>> START

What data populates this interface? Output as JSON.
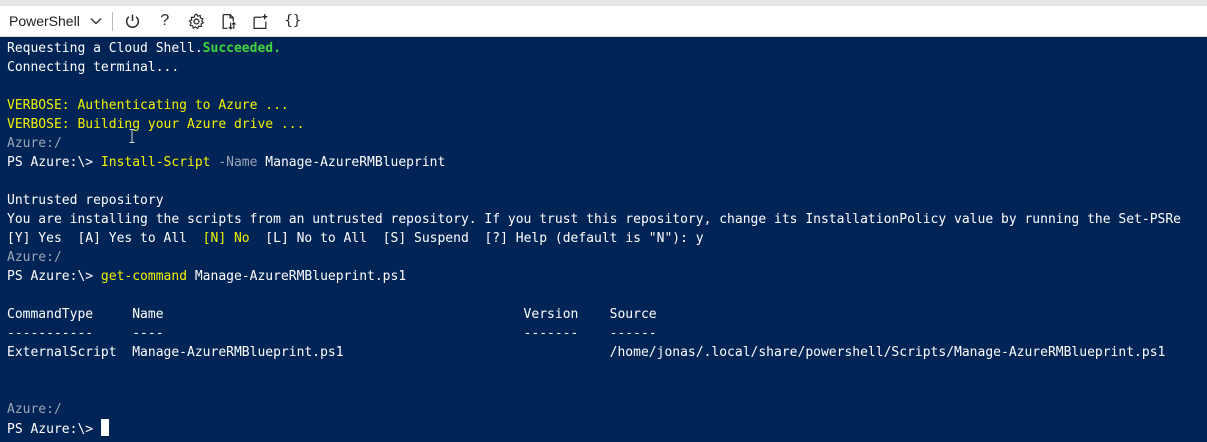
{
  "toolbar": {
    "shell_label": "PowerShell",
    "icons": [
      "chevron-down-icon",
      "power-icon",
      "help-icon",
      "gear-icon",
      "upload-download-icon",
      "new-session-icon",
      "braces-icon"
    ],
    "help_glyph": "?",
    "braces_glyph": "{}"
  },
  "colors": {
    "terminal_bg": "#012456",
    "yellow": "#f2f200",
    "success_green": "#3ed63e",
    "gray": "#9aa5b5"
  },
  "terminal": {
    "l1_text": "Requesting a Cloud Shell.",
    "l1_success": "Succeeded.",
    "l2": "Connecting terminal...",
    "l4": "VERBOSE: Authenticating to Azure ...",
    "l5": "VERBOSE: Building your Azure drive ...",
    "l6": "Azure:/",
    "l7_prompt": "PS Azure:\\> ",
    "l7_cmd": "Install-Script",
    "l7_param": " -Name",
    "l7_arg": " Manage-AzureRMBlueprint",
    "l9": "Untrusted repository",
    "l10": "You are installing the scripts from an untrusted repository. If you trust this repository, change its InstallationPolicy value by running the Set-PSRe",
    "l11_a": "[Y] Yes  [A] Yes to All  ",
    "l11_b": "[N] No",
    "l11_c": "  [L] No to All  [S] Suspend  [?] Help (default is \"N\"): y",
    "l12": "Azure:/",
    "l13_prompt": "PS Azure:\\> ",
    "l13_cmd": "get-command",
    "l13_arg": " Manage-AzureRMBlueprint.ps1",
    "l15": "CommandType     Name                                              Version    Source",
    "l16": "-----------     ----                                              -------    ------",
    "l17": "ExternalScript  Manage-AzureRMBlueprint.ps1                                  /home/jonas/.local/share/powershell/Scripts/Manage-AzureRMBlueprint.ps1",
    "l20": "Azure:/",
    "l21_prompt": "PS Azure:\\> "
  }
}
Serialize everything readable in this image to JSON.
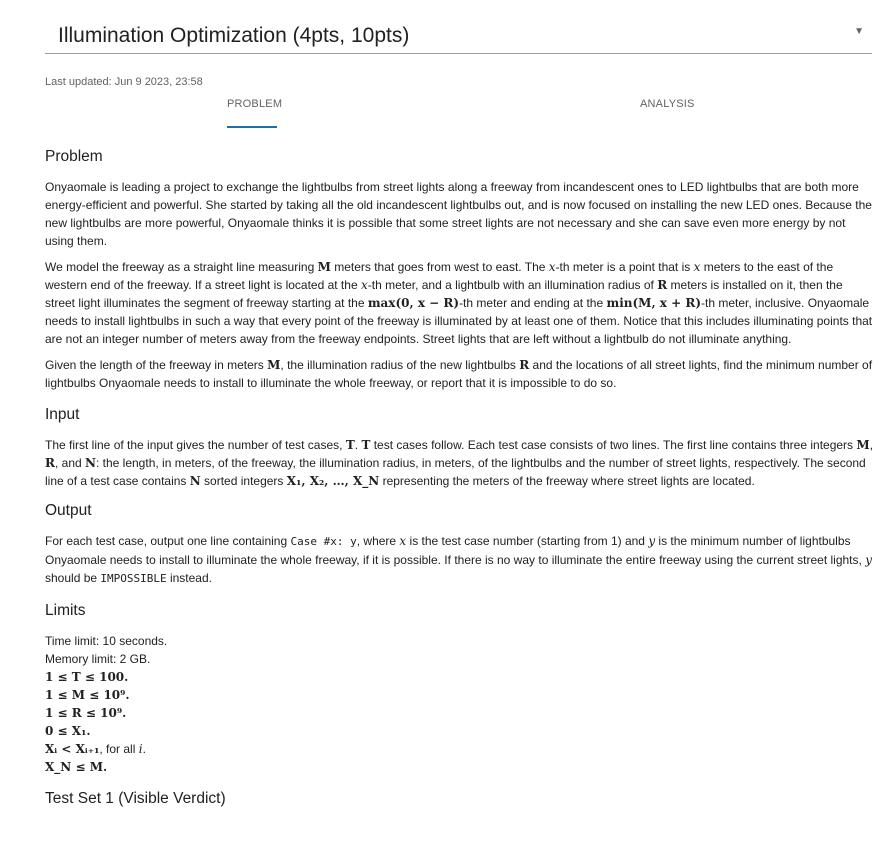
{
  "header": {
    "title": "Illumination Optimization (4pts, 10pts)",
    "dropdown_icon": "caret-down-icon",
    "last_updated": "Last updated: Jun 9 2023, 23:58"
  },
  "tabs": [
    {
      "label": "PROBLEM",
      "active": true
    },
    {
      "label": "ANALYSIS",
      "active": false
    }
  ],
  "accent_color": "#1a73a8",
  "sections": {
    "problem": {
      "heading": "Problem",
      "p1": "Onyaomale is leading a project to exchange the lightbulbs from street lights along a freeway from incandescent ones to LED lightbulbs that are both more energy-efficient and powerful. She started by taking all the old incandescent lightbulbs out, and is now focused on installing the new LED ones. Because the new lightbulbs are more powerful, Onyaomale thinks it is possible that some street lights are not necessary and she can save even more energy by not using them.",
      "p2_parts": [
        "We model the freeway as a straight line measuring ",
        "M",
        " meters that goes from west to east. The ",
        "x",
        "-th meter is a point that is ",
        "x",
        " meters to the east of the western end of the freeway. If a street light is located at the ",
        "x",
        "-th meter, and a lightbulb with an illumination radius of ",
        "R",
        " meters is installed on it, then the street light illuminates the segment of freeway starting at the ",
        "max(0, x − R)",
        "-th meter and ending at the ",
        "min(M, x + R)",
        "-th meter, inclusive. Onyaomale needs to install lightbulbs in such a way that every point of the freeway is illuminated by at least one of them. Notice that this includes illuminating points that are not an integer number of meters away from the freeway endpoints. Street lights that are left without a lightbulb do not illuminate anything."
      ],
      "p3_parts": [
        "Given the length of the freeway in meters ",
        "M",
        ", the illumination radius of the new lightbulbs ",
        "R",
        " and the locations of all street lights, find the minimum number of lightbulbs Onyaomale needs to install to illuminate the whole freeway, or report that it is impossible to do so."
      ]
    },
    "input": {
      "heading": "Input",
      "parts": [
        "The first line of the input gives the number of test cases, ",
        "T",
        ". ",
        "T",
        " test cases follow. Each test case consists of two lines. The first line contains three integers ",
        "M",
        ", ",
        "R",
        ", and ",
        "N",
        ": the length, in meters, of the freeway, the illumination radius, in meters, of the lightbulbs and the number of street lights, respectively. The second line of a test case contains ",
        "N",
        " sorted integers ",
        "X₁, X₂, …, X_N",
        " representing the meters of the freeway where street lights are located."
      ]
    },
    "output": {
      "heading": "Output",
      "parts": [
        "For each test case, output one line containing ",
        "Case #x: y",
        ", where ",
        "x",
        " is the test case number (starting from 1) and ",
        "y",
        " is the minimum number of lightbulbs Onyaomale needs to install to illuminate the whole freeway, if it is possible. If there is no way to illuminate the entire freeway using the current street lights, ",
        "y",
        " should be ",
        "IMPOSSIBLE",
        " instead."
      ]
    },
    "limits": {
      "heading": "Limits",
      "time": "Time limit: 10 seconds.",
      "memory": "Memory limit: 2 GB.",
      "l1": "1 ≤ T ≤ 100.",
      "l2": "1 ≤ M ≤ 10⁹.",
      "l3": "1 ≤ R ≤ 10⁹.",
      "l4": "0 ≤ X₁.",
      "l5a": "Xᵢ < Xᵢ₊₁",
      "l5b": ", for all ",
      "l5c": "i",
      "l5d": ".",
      "l6": "X_N ≤ M."
    },
    "testset": {
      "heading": "Test Set 1 (Visible Verdict)"
    }
  }
}
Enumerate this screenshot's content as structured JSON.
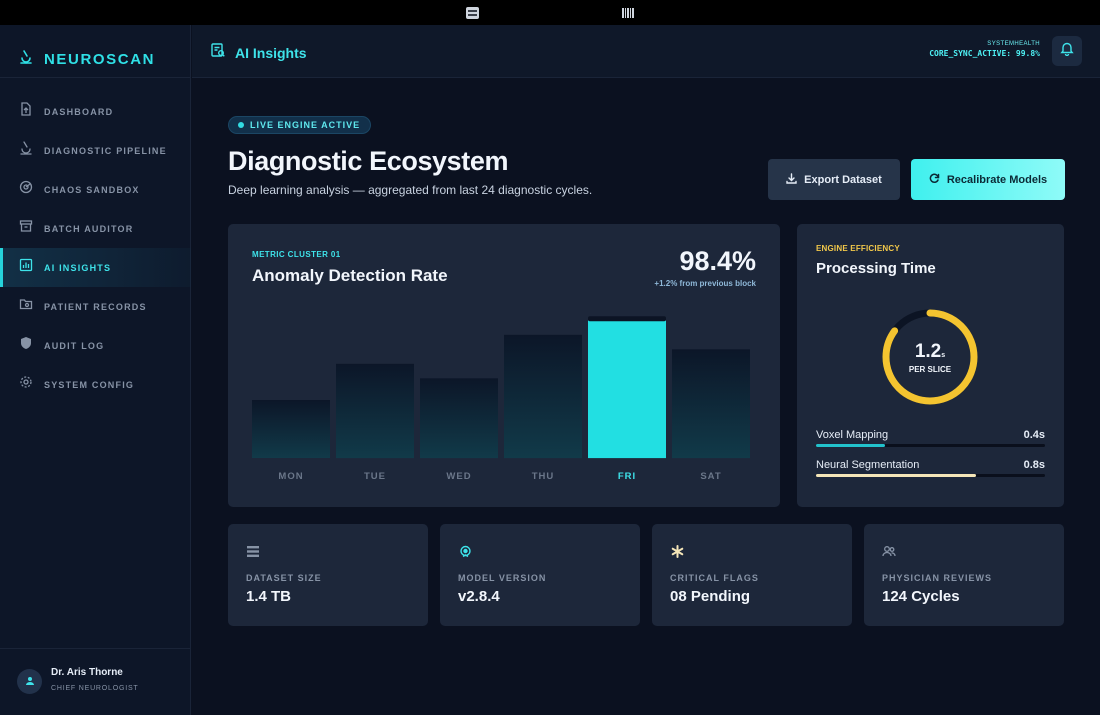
{
  "brand": {
    "name": "NEUROSCAN"
  },
  "nav": [
    {
      "label": "DASHBOARD",
      "icon": "upload-doc-icon",
      "active": false
    },
    {
      "label": "DIAGNOSTIC PIPELINE",
      "icon": "microscope-icon",
      "active": false
    },
    {
      "label": "CHAOS SANDBOX",
      "icon": "radar-icon",
      "active": false
    },
    {
      "label": "BATCH AUDITOR",
      "icon": "archive-icon",
      "active": false
    },
    {
      "label": "AI INSIGHTS",
      "icon": "bar-chart-icon",
      "active": true
    },
    {
      "label": "PATIENT RECORDS",
      "icon": "folder-icon",
      "active": false
    },
    {
      "label": "AUDIT LOG",
      "icon": "shield-icon",
      "active": false
    },
    {
      "label": "SYSTEM CONFIG",
      "icon": "gear-icon",
      "active": false
    }
  ],
  "user": {
    "name": "Dr. Aris Thorne",
    "role": "CHIEF NEUROLOGIST"
  },
  "header": {
    "title": "AI Insights",
    "system_label": "SYSTEMHEALTH",
    "system_value": "CORE_SYNC_ACTIVE: 99.8%"
  },
  "page": {
    "badge": "LIVE ENGINE ACTIVE",
    "title": "Diagnostic Ecosystem",
    "subtitle": "Deep learning analysis — aggregated from last 24 diagnostic cycles.",
    "export_label": "Export Dataset",
    "recalibrate_label": "Recalibrate Models"
  },
  "metric": {
    "label": "METRIC CLUSTER 01",
    "title": "Anomaly Detection Rate",
    "value": "98.4%",
    "delta": "+1.2% from previous block"
  },
  "chart_data": {
    "type": "bar",
    "categories": [
      "MON",
      "TUE",
      "WED",
      "THU",
      "FRI",
      "SAT"
    ],
    "values": [
      40,
      65,
      55,
      85,
      95,
      75
    ],
    "highlight": "FRI",
    "ylim": [
      0,
      100
    ],
    "grid": false,
    "colors": {
      "bar": "#0c1424",
      "highlight": "#22dfe2",
      "tick": "#6b778a",
      "tick_active": "#3ee3ea"
    }
  },
  "efficiency": {
    "label": "ENGINE EFFICIENCY",
    "title": "Processing Time",
    "value": "1.2",
    "value_unit": "s",
    "value_caption": "PER SLICE",
    "gauge_fraction": 0.85,
    "rows": [
      {
        "label": "Voxel Mapping",
        "value": "0.4s",
        "fraction": 0.3,
        "color": "#22c2cc"
      },
      {
        "label": "Neural Segmentation",
        "value": "0.8s",
        "fraction": 0.7,
        "color": "#f5e6b8"
      }
    ]
  },
  "stats": [
    {
      "label": "DATASET SIZE",
      "value": "1.4 TB",
      "icon": "list-icon"
    },
    {
      "label": "MODEL VERSION",
      "value": "v2.8.4",
      "icon": "target-icon"
    },
    {
      "label": "CRITICAL FLAGS",
      "value": "08 Pending",
      "icon": "asterisk-icon"
    },
    {
      "label": "PHYSICIAN REVIEWS",
      "value": "124 Cycles",
      "icon": "users-icon"
    }
  ]
}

>> END

Identify which lines contain the word "Time" and copy each one.

      "time": "Time limit: 10 seconds.",
    "title": "Processing Time",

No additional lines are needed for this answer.